Search the records for the word "Manual" and report each line that has it.

****************************************

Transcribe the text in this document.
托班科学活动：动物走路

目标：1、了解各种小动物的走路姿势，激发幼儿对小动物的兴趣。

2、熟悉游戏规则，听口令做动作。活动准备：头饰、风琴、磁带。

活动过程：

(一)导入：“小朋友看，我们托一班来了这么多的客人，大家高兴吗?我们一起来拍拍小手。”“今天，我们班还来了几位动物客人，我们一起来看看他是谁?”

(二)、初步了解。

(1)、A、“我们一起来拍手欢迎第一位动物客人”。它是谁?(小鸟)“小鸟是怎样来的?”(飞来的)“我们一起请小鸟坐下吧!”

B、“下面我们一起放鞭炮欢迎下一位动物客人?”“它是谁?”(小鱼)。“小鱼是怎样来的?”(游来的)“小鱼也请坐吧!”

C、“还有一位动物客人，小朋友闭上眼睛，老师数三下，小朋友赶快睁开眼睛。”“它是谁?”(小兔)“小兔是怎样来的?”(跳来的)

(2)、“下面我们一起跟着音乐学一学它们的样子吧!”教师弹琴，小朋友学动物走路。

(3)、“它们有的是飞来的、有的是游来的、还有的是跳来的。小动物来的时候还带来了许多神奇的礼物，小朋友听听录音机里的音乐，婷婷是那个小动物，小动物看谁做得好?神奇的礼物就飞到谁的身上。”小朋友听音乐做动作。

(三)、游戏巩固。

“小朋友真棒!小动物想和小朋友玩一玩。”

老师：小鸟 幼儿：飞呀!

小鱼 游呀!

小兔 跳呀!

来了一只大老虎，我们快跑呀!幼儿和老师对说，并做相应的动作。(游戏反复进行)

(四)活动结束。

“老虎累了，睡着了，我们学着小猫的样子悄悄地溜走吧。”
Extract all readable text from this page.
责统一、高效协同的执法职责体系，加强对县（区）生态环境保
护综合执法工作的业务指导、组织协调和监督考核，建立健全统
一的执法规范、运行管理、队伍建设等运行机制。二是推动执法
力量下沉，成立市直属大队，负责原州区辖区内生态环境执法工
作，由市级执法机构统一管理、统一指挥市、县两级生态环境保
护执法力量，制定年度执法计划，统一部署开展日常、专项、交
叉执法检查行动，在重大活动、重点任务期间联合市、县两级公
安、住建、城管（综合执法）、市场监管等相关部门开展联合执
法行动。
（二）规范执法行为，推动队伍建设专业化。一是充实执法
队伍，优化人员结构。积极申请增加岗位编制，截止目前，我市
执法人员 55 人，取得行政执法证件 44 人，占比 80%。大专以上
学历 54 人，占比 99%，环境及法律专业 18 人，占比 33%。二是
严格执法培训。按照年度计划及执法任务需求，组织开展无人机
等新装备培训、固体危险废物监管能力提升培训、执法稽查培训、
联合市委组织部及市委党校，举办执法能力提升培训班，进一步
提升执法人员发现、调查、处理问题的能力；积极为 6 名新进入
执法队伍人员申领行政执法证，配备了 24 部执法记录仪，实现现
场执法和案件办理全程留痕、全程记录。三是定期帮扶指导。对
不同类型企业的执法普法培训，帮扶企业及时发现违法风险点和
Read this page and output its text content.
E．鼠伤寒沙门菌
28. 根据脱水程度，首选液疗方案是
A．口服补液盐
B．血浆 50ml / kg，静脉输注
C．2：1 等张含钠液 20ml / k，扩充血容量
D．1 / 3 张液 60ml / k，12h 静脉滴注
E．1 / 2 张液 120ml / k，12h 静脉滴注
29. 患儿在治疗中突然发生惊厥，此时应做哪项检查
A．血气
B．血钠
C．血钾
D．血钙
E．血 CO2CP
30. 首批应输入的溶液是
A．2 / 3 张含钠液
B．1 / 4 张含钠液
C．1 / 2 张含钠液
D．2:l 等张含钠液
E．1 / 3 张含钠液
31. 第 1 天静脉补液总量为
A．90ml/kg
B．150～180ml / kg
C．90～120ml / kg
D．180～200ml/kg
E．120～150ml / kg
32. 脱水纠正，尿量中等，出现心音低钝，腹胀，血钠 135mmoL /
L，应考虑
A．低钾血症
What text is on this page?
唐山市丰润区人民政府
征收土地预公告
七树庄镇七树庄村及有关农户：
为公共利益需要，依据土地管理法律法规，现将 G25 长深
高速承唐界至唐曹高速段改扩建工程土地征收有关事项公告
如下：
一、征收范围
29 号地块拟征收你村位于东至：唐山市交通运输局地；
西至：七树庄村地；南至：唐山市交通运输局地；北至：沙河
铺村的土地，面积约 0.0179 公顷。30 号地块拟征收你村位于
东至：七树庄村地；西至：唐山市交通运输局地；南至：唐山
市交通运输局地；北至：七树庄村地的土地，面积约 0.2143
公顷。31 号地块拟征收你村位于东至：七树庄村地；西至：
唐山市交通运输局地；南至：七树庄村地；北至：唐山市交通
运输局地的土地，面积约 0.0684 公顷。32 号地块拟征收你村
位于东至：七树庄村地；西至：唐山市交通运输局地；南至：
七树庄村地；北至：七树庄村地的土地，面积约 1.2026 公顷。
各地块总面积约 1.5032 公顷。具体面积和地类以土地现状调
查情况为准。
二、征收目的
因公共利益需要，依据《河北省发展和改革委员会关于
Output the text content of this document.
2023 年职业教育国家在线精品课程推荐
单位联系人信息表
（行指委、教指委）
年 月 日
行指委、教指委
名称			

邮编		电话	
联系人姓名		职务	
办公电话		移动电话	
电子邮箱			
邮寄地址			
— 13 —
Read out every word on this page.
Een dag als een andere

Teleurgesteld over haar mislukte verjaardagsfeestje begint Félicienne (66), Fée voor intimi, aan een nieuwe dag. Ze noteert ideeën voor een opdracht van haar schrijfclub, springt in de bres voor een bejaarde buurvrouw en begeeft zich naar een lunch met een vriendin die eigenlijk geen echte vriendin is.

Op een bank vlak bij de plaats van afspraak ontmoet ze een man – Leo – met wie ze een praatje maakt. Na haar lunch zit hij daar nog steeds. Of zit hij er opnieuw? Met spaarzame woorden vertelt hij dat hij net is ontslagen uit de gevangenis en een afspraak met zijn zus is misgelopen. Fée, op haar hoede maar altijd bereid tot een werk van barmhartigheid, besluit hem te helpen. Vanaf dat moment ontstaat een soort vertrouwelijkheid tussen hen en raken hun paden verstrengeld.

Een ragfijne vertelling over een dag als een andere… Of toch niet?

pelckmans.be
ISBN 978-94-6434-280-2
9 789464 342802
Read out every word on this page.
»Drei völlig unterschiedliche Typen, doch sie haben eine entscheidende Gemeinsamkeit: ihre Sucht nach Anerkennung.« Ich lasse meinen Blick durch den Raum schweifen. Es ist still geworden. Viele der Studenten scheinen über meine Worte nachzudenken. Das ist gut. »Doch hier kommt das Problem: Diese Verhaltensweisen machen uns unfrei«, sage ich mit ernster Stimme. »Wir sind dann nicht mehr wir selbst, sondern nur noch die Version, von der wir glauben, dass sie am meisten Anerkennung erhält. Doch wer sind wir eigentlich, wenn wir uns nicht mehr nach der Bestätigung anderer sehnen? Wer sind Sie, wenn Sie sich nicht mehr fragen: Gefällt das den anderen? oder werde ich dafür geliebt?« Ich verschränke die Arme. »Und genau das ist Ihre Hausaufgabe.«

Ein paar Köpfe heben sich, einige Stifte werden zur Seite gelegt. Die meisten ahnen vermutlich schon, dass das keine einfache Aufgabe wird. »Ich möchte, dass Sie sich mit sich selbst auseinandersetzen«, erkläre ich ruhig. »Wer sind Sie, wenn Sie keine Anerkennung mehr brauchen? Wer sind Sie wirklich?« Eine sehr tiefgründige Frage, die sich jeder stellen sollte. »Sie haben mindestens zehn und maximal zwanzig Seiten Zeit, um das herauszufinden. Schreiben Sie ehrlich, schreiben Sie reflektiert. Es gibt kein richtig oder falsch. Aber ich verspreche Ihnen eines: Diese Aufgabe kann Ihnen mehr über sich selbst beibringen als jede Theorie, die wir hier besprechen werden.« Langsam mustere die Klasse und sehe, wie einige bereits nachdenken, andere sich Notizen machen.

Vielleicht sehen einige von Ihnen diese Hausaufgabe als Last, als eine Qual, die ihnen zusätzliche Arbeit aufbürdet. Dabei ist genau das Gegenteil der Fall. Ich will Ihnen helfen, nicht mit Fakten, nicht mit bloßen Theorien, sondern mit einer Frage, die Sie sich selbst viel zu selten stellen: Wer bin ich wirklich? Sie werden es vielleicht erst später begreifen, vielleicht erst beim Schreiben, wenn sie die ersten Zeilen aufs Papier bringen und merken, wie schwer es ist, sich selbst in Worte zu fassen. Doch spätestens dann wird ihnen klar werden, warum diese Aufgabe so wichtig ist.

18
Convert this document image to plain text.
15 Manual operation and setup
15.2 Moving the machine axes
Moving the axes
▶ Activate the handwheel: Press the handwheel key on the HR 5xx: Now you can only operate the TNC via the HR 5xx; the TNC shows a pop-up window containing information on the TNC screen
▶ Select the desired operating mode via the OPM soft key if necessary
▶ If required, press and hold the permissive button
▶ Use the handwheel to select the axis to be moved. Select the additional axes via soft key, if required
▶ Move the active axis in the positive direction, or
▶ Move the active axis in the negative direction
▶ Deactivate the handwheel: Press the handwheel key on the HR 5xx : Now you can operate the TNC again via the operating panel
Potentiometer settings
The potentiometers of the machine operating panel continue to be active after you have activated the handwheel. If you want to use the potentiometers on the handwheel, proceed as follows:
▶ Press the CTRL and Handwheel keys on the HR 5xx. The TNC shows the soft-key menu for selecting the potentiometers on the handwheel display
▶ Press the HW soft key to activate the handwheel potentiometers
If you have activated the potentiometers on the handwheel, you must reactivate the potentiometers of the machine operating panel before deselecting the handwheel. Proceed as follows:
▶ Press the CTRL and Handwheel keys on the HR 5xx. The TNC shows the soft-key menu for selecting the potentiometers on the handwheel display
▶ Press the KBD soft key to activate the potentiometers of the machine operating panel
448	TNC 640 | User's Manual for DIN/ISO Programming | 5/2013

****************************************

• [Response below]:
15 Manual operation and setup
448	TNC 640 | User's Manual for DIN/ISO Programming | 5/2013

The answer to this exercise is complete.